Use the destruction form that says what the verifier should prove:
destroy_singleton_type(config)
destroy_unique(asset, identity = type_id)
destroy_instance(badge, identity_field = badge_id)
burn_amount(token, field = amount)
In --primitive-strict=0.16 mode, bare destroy value still follows the 0.15
kernel-effect rule: it requires consume + burn instead of legacy
has destroy. Keep the policy explicit when reviewers must distinguish output
absence, identity consumption, instance consumption, and quantity burn.
Singleton/type-id destruction has an executable absence scan, while
field-instance and amount-burn policies are reported as runtime-required until
their dedicated scans are lowered.
Use protected, witness, and require to make the CKB boundary readable.
lock owner_only(protected wallet: Wallet, witness claimed_owner: Address) -> bool {
require wallet.owner == claimed_owner
}
Read this carefully:
-
walletis the protected input Cell view; -
claimed_owneris witness data; -
requirefails validation if the comparison is false; - the comparison does not prove that
claimed_ownersigned the transaction.
Do not use names such as signer unless the value is actually produced by
signature verification.
// Misleading: this is still only witness data.
lock bad_owner_check(protected wallet: Wallet, witness signer: Address) -> bool {
require wallet.owner == signer
}
Prefer names such as claimed_owner or provided_owner until the language has
explicit signer verification primitives.
Use lock_args when a lock predicate depends on the executing script's args:
lock owner_boundary(
wallet: protected Wallet,
owner: lock_args Address,
claimed_owner: witness Address
) -> bool {
let input = source::group_input(0)
let witness_lock = witness::lock(input)
let digest = env::sighash_all(input)
require wallet.owner == owner
require claimed_owner == owner
require witness_lock == digest
}
This makes the data source visible: owner comes from CKB Script.args, while
claimed_owner and witness_lock come from witness data. It still does not
turn either value into signer authority by name. Keep signature verification
explicit when that primitive lands; do not treat Address as a signature proof.
Use [] only where the expected Vec<T> type is known.
let mut keys: Vec<Hash> = []
create proposal = Proposal {
proposal_id,
proposer,
data: [],
signatures: []
}
[] is empty Vec<T> sugar in a typed context. It is not a generic collection
model, and it does not enable cell-backed collection ownership.
Use ABI and entry-witness reports before building transaction code.

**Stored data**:
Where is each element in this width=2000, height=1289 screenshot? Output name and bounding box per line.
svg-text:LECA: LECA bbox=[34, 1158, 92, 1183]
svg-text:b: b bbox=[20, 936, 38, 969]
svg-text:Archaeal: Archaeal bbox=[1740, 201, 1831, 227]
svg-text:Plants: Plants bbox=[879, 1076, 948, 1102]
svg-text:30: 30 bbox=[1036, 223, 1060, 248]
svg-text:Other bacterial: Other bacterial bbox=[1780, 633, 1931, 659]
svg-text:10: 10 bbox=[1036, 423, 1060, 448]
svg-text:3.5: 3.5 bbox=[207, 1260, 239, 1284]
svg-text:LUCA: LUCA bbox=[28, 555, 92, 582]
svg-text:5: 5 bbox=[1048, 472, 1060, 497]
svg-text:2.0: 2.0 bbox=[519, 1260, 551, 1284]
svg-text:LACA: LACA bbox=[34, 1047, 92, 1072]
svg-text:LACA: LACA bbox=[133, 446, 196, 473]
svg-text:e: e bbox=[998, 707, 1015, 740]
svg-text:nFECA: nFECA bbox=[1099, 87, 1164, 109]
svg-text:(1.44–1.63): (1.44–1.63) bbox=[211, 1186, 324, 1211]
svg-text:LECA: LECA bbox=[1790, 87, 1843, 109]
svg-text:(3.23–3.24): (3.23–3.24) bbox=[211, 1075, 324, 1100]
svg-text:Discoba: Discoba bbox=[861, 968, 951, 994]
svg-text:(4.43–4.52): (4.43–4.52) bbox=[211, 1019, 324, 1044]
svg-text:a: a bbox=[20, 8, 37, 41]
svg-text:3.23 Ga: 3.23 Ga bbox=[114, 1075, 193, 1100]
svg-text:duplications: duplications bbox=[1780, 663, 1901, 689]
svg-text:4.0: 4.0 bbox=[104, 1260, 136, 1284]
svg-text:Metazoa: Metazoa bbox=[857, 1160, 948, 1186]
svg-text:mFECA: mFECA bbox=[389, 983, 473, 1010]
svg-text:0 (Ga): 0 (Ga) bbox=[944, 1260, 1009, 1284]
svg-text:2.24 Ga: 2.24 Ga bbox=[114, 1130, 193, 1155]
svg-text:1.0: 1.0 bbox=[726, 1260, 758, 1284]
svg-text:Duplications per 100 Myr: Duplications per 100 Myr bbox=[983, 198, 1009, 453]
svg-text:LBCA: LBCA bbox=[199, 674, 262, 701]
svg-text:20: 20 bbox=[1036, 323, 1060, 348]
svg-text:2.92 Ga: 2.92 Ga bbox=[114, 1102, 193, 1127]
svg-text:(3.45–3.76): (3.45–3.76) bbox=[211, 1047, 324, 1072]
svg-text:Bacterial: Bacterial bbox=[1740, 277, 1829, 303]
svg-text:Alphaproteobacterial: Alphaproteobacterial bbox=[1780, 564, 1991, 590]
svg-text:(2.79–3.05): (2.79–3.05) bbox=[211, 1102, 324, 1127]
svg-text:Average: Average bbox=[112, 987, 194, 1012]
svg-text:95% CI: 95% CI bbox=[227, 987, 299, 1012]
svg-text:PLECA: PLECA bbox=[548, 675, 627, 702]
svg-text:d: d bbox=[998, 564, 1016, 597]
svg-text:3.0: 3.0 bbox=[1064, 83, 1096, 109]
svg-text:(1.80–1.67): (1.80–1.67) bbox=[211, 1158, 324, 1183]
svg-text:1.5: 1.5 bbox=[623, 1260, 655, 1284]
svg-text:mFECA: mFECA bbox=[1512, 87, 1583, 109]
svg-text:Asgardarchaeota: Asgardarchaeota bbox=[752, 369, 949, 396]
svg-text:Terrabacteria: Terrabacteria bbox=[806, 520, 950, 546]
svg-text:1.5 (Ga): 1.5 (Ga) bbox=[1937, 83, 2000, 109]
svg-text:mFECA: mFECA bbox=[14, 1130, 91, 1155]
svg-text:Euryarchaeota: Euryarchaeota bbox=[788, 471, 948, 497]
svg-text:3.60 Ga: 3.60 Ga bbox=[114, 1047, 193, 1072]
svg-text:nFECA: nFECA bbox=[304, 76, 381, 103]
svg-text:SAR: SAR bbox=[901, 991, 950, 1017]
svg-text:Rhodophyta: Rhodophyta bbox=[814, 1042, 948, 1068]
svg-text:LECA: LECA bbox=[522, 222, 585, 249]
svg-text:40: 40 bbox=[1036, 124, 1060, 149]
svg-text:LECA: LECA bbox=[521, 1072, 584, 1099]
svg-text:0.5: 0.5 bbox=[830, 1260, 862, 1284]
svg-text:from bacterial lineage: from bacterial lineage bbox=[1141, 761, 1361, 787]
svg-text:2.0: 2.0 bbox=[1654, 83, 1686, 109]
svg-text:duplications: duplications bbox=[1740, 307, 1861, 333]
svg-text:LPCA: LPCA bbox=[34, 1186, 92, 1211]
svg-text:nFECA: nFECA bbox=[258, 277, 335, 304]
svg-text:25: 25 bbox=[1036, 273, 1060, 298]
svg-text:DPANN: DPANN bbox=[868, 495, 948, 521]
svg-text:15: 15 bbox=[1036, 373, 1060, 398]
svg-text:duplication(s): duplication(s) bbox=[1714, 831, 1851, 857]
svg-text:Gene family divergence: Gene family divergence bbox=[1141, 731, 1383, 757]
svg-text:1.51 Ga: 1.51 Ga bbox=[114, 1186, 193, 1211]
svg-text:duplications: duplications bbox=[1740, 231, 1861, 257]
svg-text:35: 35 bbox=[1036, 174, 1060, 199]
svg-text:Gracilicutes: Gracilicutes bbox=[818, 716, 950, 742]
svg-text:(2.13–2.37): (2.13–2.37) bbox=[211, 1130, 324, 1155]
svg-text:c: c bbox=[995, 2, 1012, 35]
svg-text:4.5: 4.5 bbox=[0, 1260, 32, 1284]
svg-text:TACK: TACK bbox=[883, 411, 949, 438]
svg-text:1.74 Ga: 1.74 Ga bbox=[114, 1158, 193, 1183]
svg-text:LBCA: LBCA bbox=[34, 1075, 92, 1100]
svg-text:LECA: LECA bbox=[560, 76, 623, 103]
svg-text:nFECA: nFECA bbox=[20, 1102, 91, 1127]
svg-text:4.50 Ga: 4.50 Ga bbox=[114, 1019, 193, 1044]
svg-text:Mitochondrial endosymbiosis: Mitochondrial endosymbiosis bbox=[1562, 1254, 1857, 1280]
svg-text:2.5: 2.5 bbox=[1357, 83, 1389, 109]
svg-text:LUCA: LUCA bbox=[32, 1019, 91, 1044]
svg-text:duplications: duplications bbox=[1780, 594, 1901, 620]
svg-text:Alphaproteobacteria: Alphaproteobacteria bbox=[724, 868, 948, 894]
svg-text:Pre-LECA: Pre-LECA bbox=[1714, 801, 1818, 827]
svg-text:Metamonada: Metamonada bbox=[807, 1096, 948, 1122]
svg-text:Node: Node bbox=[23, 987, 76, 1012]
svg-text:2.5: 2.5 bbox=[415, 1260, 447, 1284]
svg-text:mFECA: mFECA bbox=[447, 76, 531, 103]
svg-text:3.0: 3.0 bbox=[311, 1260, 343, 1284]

**Questions on the material**:
1. According to the CKB contract guide, where does the value owner come from in the owner_boundary lock?
2. Duplicate the passage of the CKB contract guide that begins at the words "Singleton/type-id destruction has" and stop after "scans are lowered.".

**Exercise answers**:
1. It comes from CKB Script.args.

2.
Singleton/type-id destruction has an executable absence scan, while
field-instance and amount-burn policies are reported as runtime-required until
their dedicated scans are lowered.